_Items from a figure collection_
[start]

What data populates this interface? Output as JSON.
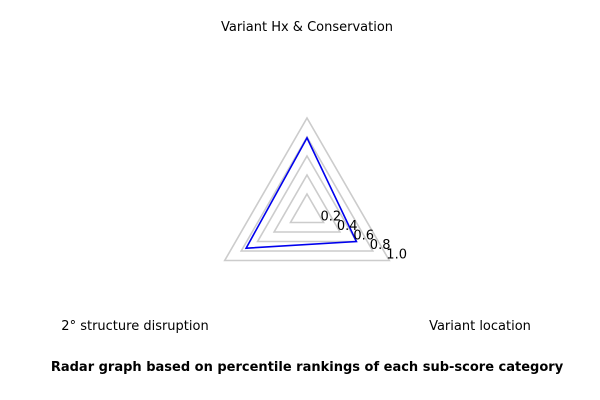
{
  "chart_data": {
    "type": "radar",
    "title": "Radar graph based on percentile rankings of each sub-score category",
    "axes": [
      "Variant Hx & Conservation",
      "Variant location",
      "2° structure disruption"
    ],
    "rings": [
      0.2,
      0.4,
      0.6,
      0.8,
      1.0
    ],
    "tick_labels": [
      "0.2",
      "0.4",
      "0.6",
      "0.8",
      "1.0"
    ],
    "rlim": [
      0,
      1.0
    ],
    "grid": true,
    "series": [
      {
        "values": [
          0.79,
          0.6,
          0.74
        ]
      }
    ],
    "colors": {
      "series": "#0000ee",
      "grid": "#cccccc"
    }
  }
}
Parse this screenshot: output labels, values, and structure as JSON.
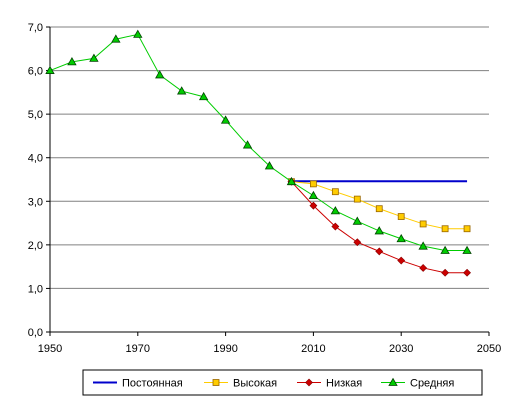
{
  "chart_data": {
    "type": "line",
    "title": "",
    "xlabel": "",
    "ylabel": "",
    "xlim": [
      1950,
      2050
    ],
    "ylim": [
      0,
      7
    ],
    "x_ticks": [
      1950,
      1970,
      1990,
      2010,
      2030,
      2050
    ],
    "x_tick_labels": [
      "1950",
      "1970",
      "1990",
      "2010",
      "2030",
      "2050"
    ],
    "y_ticks": [
      0,
      1,
      2,
      3,
      4,
      5,
      6,
      7
    ],
    "y_tick_labels": [
      "0,0",
      "1,0",
      "2,0",
      "3,0",
      "4,0",
      "5,0",
      "6,0",
      "7,0"
    ],
    "grid": "horizontal",
    "legend_position": "bottom",
    "series": [
      {
        "name": "Постоянная",
        "color": "#0000cc",
        "marker": "none",
        "x": [
          2005,
          2045
        ],
        "y": [
          3.46,
          3.46
        ]
      },
      {
        "name": "Высокая",
        "color": "#ffcc00",
        "marker": "square",
        "x": [
          2005,
          2010,
          2015,
          2020,
          2025,
          2030,
          2035,
          2040,
          2045
        ],
        "y": [
          3.45,
          3.4,
          3.22,
          3.05,
          2.83,
          2.65,
          2.48,
          2.37,
          2.37
        ]
      },
      {
        "name": "Низкая",
        "color": "#cc0000",
        "marker": "diamond",
        "x": [
          2005,
          2010,
          2015,
          2020,
          2025,
          2030,
          2035,
          2040,
          2045
        ],
        "y": [
          3.45,
          2.9,
          2.42,
          2.06,
          1.85,
          1.64,
          1.47,
          1.36,
          1.36
        ]
      },
      {
        "name": "Средняя",
        "color": "#00cc00",
        "marker": "triangle",
        "x": [
          1950,
          1955,
          1960,
          1965,
          1970,
          1975,
          1980,
          1985,
          1990,
          1995,
          2000,
          2005,
          2010,
          2015,
          2020,
          2025,
          2030,
          2035,
          2040,
          2045
        ],
        "y": [
          6.0,
          6.2,
          6.28,
          6.72,
          6.83,
          5.9,
          5.53,
          5.4,
          4.86,
          4.29,
          3.81,
          3.45,
          3.13,
          2.78,
          2.54,
          2.32,
          2.14,
          1.97,
          1.87,
          1.87
        ]
      }
    ]
  }
}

[end]

_Job_
Print the entries above exactly, taking out only the pictures.

_Output of the task_
What data populates this interface? Output as JSON.
{
  "chart_data": {
    "type": "radar",
    "title": "Radar graph based on percentile rankings of each sub-score category",
    "axes": [
      "Variant Hx & Conservation",
      "Variant location",
      "2° structure disruption"
    ],
    "rings": [
      0.2,
      0.4,
      0.6,
      0.8,
      1.0
    ],
    "tick_labels": [
      "0.2",
      "0.4",
      "0.6",
      "0.8",
      "1.0"
    ],
    "rlim": [
      0,
      1.0
    ],
    "grid": true,
    "series": [
      {
        "values": [
          0.79,
          0.6,
          0.74
        ]
      }
    ],
    "colors": {
      "series": "#0000ee",
      "grid": "#cccccc"
    }
  }
}
Parse this screenshot: output labels, values, and structure as JSON.
{
  "chart_data": {
    "type": "line",
    "title": "",
    "xlabel": "",
    "ylabel": "",
    "xlim": [
      1950,
      2050
    ],
    "ylim": [
      0,
      7
    ],
    "x_ticks": [
      1950,
      1970,
      1990,
      2010,
      2030,
      2050
    ],
    "x_tick_labels": [
      "1950",
      "1970",
      "1990",
      "2010",
      "2030",
      "2050"
    ],
    "y_ticks": [
      0,
      1,
      2,
      3,
      4,
      5,
      6,
      7
    ],
    "y_tick_labels": [
      "0,0",
      "1,0",
      "2,0",
      "3,0",
      "4,0",
      "5,0",
      "6,0",
      "7,0"
    ],
    "grid": "horizontal",
    "legend_position": "bottom",
    "series": [
      {
        "name": "Постоянная",
        "color": "#0000cc",
        "marker": "none",
        "x": [
          2005,
          2045
        ],
        "y": [
          3.46,
          3.46
        ]
      },
      {
        "name": "Высокая",
        "color": "#ffcc00",
        "marker": "square",
        "x": [
          2005,
          2010,
          2015,
          2020,
          2025,
          2030,
          2035,
          2040,
          2045
        ],
        "y": [
          3.45,
          3.4,
          3.22,
          3.05,
          2.83,
          2.65,
          2.48,
          2.37,
          2.37
        ]
      },
      {
        "name": "Низкая",
        "color": "#cc0000",
        "marker": "diamond",
        "x": [
          2005,
          2010,
          2015,
          2020,
          2025,
          2030,
          2035,
          2040,
          2045
        ],
        "y": [
          3.45,
          2.9,
          2.42,
          2.06,
          1.85,
          1.64,
          1.47,
          1.36,
          1.36
        ]
      },
      {
        "name": "Средняя",
        "color": "#00cc00",
        "marker": "triangle",
        "x": [
          1950,
          1955,
          1960,
          1965,
          1970,
          1975,
          1980,
          1985,
          1990,
          1995,
          2000,
          2005,
          2010,
          2015,
          2020,
          2025,
          2030,
          2035,
          2040,
          2045
        ],
        "y": [
          6.0,
          6.2,
          6.28,
          6.72,
          6.83,
          5.9,
          5.53,
          5.4,
          4.86,
          4.29,
          3.81,
          3.45,
          3.13,
          2.78,
          2.54,
          2.32,
          2.14,
          1.97,
          1.87,
          1.87
        ]
      }
    ]
  }
}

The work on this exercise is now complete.